Directions
Word for word, restate every line of the listing that follows.

Input rows
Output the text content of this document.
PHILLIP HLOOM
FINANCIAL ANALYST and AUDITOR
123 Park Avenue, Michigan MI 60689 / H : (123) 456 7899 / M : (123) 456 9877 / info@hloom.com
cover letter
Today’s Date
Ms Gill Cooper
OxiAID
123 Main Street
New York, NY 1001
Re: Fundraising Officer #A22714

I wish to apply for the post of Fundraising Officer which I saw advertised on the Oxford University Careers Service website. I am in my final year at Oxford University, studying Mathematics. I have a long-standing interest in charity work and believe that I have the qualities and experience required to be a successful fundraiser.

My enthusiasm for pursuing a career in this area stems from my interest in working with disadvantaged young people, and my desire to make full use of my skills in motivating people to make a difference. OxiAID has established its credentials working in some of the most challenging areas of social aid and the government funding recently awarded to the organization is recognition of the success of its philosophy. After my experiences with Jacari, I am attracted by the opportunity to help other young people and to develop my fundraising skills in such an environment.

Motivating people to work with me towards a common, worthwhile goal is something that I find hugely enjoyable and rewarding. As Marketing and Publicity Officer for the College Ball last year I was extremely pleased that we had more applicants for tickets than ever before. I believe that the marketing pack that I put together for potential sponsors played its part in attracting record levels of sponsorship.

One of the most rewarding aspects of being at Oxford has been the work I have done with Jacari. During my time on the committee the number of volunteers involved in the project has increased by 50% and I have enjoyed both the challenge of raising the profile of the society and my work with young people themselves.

Task response
Output the text content of this document.
PHILLIP HLOOM
FINANCIAL ANALYST and AUDITOR
123 Park Avenue, Michigan MI 60689 / H : (123) 456 7899 / M : (123) 456 9877 / info@hloom.com
cover letter
Today’s Date
Ms Gill Cooper
OxiAID
123 Main Street
New York, NY 1001
Re: Fundraising Officer #A22714

I wish to apply for the post of Fundraising Officer which I saw advertised on the Oxford University Careers Service website. I am in my final year at Oxford University, studying Mathematics. I have a long-standing interest in charity work and believe that I have the qualities and experience required to be a successful fundraiser.

My enthusiasm for pursuing a career in this area stems from my interest in working with disadvantaged young people, and my desire to make full use of my skills in motivating people to make a difference. OxiAID has established its credentials working in some of the most challenging areas of social aid and the government funding recently awarded to the organization is recognition of the success of its philosophy. After my experiences with Jacari, I am attracted by the opportunity to help other young people and to develop my fundraising skills in such an environment.

Motivating people to work with me towards a common, worthwhile goal is something that I find hugely enjoyable and rewarding. As Marketing and Publicity Officer for the College Ball last year I was extremely pleased that we had more applicants for tickets than ever before. I believe that the marketing pack that I put together for potential sponsors played its part in attracting record levels of sponsorship.

One of the most rewarding aspects of being at Oxford has been the work I have done with Jacari. During my time on the committee the number of volunteers involved in the project has increased by 50% and I have enjoyed both the challenge of raising the profile of the society and my work with young people themselves.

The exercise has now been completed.